(Dataset rows)
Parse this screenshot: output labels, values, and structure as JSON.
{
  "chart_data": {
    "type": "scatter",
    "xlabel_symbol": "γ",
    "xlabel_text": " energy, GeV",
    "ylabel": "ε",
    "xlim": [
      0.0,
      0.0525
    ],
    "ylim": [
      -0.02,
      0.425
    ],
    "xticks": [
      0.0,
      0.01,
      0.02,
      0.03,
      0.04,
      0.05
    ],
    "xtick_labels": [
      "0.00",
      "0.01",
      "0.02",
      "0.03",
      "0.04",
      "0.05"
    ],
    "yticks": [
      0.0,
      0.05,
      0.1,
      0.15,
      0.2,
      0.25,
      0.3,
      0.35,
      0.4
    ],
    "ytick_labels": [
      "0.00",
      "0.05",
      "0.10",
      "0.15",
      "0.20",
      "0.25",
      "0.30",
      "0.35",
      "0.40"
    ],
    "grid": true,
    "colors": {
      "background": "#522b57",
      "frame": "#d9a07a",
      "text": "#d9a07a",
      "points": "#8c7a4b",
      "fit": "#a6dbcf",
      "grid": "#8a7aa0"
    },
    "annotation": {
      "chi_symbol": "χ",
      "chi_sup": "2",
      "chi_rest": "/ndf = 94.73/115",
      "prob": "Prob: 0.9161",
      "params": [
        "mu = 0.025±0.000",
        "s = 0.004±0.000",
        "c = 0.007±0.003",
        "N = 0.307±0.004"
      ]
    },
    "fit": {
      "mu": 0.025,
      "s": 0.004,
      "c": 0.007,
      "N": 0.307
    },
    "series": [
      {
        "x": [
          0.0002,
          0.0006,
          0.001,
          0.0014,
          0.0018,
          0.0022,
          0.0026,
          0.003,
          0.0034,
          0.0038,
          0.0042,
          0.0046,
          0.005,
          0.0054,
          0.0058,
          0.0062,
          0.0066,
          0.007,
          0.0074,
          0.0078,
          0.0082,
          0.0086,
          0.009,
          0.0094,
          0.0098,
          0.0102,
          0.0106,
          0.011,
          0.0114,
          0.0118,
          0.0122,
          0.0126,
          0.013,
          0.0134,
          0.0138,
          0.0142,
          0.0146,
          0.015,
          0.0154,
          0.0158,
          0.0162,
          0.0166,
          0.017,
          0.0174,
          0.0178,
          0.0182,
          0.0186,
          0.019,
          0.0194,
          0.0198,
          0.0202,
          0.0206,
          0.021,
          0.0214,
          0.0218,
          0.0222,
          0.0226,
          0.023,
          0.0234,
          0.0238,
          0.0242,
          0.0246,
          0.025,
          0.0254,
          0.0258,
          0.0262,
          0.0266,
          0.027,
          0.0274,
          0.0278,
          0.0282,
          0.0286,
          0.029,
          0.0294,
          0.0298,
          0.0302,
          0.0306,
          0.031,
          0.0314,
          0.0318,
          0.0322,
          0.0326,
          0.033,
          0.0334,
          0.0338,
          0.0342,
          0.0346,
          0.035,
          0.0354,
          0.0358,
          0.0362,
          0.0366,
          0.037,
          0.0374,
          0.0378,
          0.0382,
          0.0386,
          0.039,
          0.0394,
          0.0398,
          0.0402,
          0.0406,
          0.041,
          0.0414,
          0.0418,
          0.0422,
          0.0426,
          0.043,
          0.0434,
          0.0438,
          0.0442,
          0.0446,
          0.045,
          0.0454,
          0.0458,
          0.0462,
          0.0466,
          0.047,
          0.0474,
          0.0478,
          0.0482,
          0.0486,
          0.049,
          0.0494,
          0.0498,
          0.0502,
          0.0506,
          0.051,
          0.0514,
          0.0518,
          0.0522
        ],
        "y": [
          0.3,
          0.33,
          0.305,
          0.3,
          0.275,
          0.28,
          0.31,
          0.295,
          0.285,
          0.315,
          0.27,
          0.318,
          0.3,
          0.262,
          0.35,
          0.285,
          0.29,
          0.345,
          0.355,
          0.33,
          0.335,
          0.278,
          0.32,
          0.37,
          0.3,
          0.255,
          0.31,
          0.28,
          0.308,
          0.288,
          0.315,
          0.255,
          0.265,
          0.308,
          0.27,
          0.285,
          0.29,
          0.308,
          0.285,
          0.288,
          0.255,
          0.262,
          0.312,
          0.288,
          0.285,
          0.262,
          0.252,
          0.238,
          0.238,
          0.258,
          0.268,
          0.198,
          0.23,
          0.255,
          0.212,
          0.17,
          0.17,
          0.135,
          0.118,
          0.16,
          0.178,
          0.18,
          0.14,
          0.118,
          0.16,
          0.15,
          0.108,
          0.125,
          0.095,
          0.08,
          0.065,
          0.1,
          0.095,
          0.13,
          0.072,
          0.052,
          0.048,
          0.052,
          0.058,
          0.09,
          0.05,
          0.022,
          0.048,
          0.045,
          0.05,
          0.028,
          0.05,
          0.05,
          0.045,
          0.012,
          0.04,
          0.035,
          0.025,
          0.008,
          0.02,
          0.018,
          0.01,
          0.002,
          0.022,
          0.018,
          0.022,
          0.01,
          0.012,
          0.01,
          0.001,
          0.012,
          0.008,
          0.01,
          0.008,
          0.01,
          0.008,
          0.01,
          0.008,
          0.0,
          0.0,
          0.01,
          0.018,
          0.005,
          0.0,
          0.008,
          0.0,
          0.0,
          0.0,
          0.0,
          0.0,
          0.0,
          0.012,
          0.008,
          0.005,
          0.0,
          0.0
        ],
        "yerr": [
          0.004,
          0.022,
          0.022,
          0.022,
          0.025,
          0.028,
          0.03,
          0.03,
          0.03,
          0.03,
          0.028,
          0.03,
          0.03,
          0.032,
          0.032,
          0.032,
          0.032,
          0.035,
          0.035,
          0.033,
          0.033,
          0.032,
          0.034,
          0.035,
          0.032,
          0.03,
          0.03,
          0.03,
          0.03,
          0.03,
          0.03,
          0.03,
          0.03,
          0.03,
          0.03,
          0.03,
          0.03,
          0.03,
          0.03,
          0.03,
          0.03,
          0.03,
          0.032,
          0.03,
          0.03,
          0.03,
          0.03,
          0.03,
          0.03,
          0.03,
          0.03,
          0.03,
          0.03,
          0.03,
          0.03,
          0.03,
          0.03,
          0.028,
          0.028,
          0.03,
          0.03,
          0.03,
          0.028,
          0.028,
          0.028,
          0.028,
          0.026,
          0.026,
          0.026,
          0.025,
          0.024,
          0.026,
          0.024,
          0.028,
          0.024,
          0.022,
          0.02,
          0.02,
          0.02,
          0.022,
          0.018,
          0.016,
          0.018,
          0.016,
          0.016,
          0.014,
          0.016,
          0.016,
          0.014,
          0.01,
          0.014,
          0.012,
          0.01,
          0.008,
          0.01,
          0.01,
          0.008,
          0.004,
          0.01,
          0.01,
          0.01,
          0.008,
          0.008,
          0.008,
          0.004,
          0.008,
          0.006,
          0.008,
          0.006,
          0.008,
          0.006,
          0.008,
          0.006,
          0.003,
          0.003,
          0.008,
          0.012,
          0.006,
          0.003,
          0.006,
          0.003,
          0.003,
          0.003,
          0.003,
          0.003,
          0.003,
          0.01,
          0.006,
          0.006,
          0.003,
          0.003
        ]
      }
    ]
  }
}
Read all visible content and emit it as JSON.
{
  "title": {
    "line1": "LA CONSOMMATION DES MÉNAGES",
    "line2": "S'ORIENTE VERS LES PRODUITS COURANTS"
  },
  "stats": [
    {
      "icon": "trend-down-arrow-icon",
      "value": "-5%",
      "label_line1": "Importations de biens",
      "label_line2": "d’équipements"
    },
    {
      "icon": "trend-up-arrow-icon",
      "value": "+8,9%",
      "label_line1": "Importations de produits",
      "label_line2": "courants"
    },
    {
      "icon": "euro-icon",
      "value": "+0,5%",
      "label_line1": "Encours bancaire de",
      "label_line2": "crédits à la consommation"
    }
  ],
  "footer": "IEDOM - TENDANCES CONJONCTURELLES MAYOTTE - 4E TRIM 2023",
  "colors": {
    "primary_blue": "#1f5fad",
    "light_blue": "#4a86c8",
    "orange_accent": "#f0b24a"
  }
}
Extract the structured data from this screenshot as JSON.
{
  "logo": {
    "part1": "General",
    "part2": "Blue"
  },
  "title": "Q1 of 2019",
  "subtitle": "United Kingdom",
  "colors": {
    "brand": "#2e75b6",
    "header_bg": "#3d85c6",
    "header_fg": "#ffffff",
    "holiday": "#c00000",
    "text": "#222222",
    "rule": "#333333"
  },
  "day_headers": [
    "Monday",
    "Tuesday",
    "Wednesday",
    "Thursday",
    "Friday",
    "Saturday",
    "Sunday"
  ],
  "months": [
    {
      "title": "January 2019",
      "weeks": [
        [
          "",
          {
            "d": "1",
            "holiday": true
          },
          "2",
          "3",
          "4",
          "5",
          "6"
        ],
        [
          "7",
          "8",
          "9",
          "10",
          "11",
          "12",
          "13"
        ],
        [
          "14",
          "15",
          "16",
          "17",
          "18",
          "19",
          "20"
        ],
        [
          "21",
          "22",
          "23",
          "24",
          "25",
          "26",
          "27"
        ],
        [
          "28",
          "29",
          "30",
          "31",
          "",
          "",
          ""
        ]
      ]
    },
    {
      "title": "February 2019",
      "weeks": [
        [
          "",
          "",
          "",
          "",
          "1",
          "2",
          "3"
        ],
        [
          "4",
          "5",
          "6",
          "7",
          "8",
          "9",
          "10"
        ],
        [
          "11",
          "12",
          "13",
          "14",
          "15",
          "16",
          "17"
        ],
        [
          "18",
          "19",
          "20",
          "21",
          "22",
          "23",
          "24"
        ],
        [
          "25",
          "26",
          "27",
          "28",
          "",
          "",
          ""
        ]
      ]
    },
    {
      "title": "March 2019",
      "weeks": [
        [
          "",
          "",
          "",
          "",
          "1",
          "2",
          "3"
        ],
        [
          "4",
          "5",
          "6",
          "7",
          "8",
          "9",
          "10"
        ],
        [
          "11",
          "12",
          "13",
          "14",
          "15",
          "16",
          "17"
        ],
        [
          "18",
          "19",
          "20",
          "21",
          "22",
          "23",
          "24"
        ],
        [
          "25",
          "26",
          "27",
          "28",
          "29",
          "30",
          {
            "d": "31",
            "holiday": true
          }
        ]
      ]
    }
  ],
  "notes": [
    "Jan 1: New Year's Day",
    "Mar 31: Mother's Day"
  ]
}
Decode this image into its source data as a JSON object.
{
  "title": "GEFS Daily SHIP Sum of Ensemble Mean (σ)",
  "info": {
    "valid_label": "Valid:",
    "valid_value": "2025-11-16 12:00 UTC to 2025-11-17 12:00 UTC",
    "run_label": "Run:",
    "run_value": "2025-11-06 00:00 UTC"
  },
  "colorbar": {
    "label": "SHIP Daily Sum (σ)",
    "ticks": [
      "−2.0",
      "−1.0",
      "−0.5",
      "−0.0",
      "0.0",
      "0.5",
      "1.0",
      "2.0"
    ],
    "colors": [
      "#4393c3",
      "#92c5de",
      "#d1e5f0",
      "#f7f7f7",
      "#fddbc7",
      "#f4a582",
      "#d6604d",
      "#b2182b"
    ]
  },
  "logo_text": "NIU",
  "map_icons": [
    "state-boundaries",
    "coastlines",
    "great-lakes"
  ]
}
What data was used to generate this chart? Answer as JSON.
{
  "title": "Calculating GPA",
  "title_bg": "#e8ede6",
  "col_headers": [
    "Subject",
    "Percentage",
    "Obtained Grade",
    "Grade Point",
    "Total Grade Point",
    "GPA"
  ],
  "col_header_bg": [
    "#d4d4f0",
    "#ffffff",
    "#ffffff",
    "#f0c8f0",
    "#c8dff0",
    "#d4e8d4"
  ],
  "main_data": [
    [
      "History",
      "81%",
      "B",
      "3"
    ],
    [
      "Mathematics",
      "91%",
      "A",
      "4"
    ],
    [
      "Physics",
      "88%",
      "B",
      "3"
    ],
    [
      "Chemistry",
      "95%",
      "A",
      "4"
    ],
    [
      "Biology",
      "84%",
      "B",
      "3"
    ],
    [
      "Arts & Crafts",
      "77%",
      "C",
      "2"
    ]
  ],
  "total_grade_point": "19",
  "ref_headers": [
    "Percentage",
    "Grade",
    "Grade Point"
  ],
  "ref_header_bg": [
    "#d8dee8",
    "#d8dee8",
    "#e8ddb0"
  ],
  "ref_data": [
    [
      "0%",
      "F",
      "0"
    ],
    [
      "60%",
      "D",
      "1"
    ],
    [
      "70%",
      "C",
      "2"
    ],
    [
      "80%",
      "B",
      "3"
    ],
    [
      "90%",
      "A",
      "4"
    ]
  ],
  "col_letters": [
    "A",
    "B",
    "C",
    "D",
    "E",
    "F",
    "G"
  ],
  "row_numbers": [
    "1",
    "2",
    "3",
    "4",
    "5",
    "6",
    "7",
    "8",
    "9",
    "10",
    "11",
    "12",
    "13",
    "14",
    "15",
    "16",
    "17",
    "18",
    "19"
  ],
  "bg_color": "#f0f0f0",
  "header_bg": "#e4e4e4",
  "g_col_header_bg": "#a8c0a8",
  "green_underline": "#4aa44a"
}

- Given request: Pull out and copy each line containing the string "arrow".

- Response below:
      "icon": "trend-down-arrow-icon",
      "icon": "trend-up-arrow-icon",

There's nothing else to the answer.